What is asked: Reproduce each line from the records that holds "JSON".

★ ★ ★ ★ ★ ★ ★

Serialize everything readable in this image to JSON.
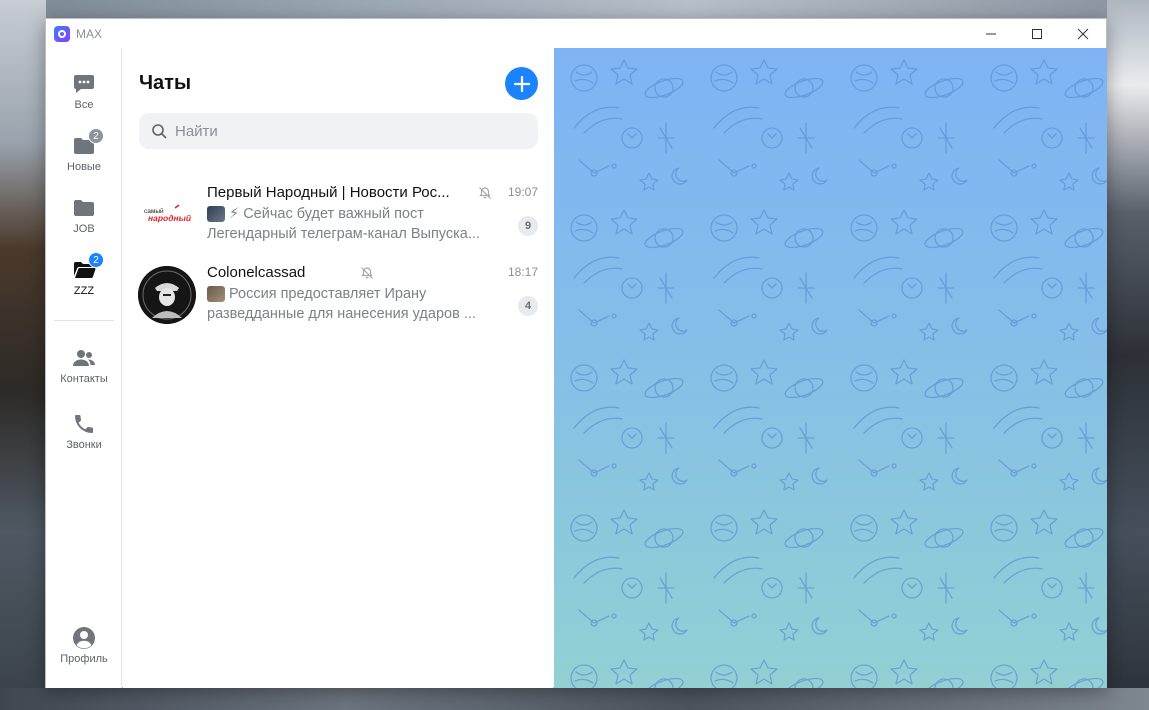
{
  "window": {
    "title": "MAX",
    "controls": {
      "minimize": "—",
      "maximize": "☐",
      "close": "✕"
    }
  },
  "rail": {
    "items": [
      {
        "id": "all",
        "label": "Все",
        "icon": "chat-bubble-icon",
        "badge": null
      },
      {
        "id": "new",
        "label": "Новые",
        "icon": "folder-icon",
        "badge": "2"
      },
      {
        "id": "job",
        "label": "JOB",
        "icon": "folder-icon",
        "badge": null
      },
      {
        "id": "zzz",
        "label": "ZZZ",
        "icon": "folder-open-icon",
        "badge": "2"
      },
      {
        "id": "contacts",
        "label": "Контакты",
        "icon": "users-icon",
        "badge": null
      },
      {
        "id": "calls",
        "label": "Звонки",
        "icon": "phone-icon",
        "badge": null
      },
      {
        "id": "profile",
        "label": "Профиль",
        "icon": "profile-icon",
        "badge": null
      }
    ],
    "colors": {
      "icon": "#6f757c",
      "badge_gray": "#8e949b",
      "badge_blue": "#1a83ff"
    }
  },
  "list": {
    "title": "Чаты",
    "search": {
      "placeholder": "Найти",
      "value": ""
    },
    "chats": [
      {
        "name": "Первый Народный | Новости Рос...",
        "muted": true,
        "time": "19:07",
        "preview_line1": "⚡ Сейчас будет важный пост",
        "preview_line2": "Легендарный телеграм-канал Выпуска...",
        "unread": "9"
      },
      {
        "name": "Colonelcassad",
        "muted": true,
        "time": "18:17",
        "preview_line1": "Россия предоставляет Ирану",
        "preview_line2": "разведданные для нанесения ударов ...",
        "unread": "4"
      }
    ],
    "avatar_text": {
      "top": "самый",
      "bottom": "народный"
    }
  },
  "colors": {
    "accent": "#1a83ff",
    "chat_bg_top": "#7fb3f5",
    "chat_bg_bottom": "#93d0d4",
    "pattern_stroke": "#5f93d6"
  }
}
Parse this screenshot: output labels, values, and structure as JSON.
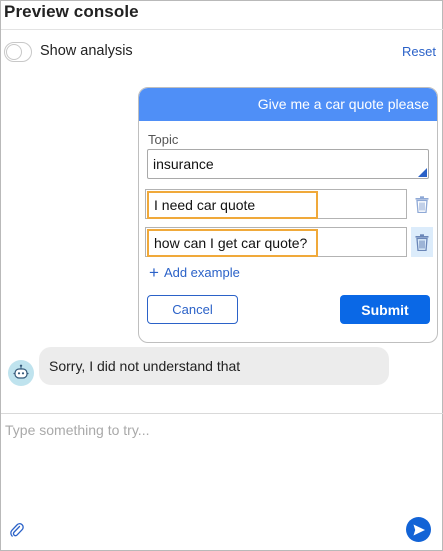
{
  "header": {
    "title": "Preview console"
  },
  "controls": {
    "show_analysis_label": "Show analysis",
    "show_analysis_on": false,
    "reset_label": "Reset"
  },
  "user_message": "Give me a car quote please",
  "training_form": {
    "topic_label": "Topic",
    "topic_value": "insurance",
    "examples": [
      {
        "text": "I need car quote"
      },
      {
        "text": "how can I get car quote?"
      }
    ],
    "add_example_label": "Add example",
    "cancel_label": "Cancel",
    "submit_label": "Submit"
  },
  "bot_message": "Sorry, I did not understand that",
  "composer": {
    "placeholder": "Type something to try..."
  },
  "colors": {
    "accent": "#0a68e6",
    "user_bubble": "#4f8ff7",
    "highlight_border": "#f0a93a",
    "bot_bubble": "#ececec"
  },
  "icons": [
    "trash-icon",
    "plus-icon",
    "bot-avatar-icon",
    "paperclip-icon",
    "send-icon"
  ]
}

★ ★ ★ ★ ★ ★ ★

Output:
Serialize everything readable in this image to JSON.
Parse this screenshot: output labels, values, and structure as JSON.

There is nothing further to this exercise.